═══ GIVEN DATA ═══

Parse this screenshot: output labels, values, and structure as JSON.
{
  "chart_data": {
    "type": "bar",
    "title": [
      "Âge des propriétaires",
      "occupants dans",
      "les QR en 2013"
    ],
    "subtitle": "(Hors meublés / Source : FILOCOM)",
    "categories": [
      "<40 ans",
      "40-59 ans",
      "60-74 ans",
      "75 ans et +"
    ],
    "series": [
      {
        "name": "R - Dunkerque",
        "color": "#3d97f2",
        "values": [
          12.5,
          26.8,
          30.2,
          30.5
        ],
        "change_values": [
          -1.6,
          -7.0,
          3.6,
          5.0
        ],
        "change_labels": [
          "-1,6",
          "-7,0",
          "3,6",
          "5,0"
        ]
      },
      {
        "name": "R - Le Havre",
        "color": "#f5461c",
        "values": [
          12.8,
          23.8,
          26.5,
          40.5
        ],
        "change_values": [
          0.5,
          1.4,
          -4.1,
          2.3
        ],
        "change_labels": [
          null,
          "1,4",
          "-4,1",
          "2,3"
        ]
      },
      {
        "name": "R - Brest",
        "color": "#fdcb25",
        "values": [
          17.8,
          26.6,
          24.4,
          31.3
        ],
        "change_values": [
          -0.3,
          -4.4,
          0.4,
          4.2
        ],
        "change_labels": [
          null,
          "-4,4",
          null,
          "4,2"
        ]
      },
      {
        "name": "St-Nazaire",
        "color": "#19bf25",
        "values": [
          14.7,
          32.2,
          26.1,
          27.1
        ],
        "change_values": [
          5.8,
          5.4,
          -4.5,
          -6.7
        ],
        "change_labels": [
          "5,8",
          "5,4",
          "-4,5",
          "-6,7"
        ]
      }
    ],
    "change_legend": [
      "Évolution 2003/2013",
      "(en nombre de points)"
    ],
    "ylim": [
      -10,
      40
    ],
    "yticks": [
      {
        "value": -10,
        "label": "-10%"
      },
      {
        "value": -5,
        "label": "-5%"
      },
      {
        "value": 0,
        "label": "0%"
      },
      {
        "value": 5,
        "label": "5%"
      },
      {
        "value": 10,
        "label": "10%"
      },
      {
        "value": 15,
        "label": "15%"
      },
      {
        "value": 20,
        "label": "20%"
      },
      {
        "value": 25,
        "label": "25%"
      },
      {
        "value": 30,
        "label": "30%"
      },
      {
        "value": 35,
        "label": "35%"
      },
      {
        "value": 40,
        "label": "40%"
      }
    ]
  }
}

═══
═══ GIVEN DATA ═══

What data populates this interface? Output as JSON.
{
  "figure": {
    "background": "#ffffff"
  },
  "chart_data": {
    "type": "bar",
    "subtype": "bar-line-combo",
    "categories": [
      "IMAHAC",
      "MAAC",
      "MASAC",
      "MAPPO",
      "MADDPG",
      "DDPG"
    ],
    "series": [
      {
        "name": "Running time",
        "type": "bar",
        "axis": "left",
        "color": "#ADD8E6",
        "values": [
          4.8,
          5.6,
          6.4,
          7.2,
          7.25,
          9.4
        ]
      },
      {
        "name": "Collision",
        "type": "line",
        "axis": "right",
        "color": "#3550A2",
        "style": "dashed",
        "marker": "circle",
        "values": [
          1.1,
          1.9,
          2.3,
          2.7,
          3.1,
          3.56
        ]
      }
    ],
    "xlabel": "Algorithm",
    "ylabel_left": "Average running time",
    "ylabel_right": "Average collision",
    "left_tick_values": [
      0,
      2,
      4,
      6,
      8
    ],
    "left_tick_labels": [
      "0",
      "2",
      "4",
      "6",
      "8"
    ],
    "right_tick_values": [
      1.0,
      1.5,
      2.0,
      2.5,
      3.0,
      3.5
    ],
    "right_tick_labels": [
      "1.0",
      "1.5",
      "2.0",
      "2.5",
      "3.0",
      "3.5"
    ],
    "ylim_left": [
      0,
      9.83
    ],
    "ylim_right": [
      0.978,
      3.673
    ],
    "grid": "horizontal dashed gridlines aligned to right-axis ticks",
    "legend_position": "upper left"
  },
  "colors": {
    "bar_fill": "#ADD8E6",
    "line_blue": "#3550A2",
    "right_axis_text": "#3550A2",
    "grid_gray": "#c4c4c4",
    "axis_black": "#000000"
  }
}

═══

EXERCISE>
Go through the records and copy each line with "dashed" in it.

FINAL RESULT>
        "style": "dashed",
    "grid": "horizontal dashed gridlines aligned to right-axis ticks",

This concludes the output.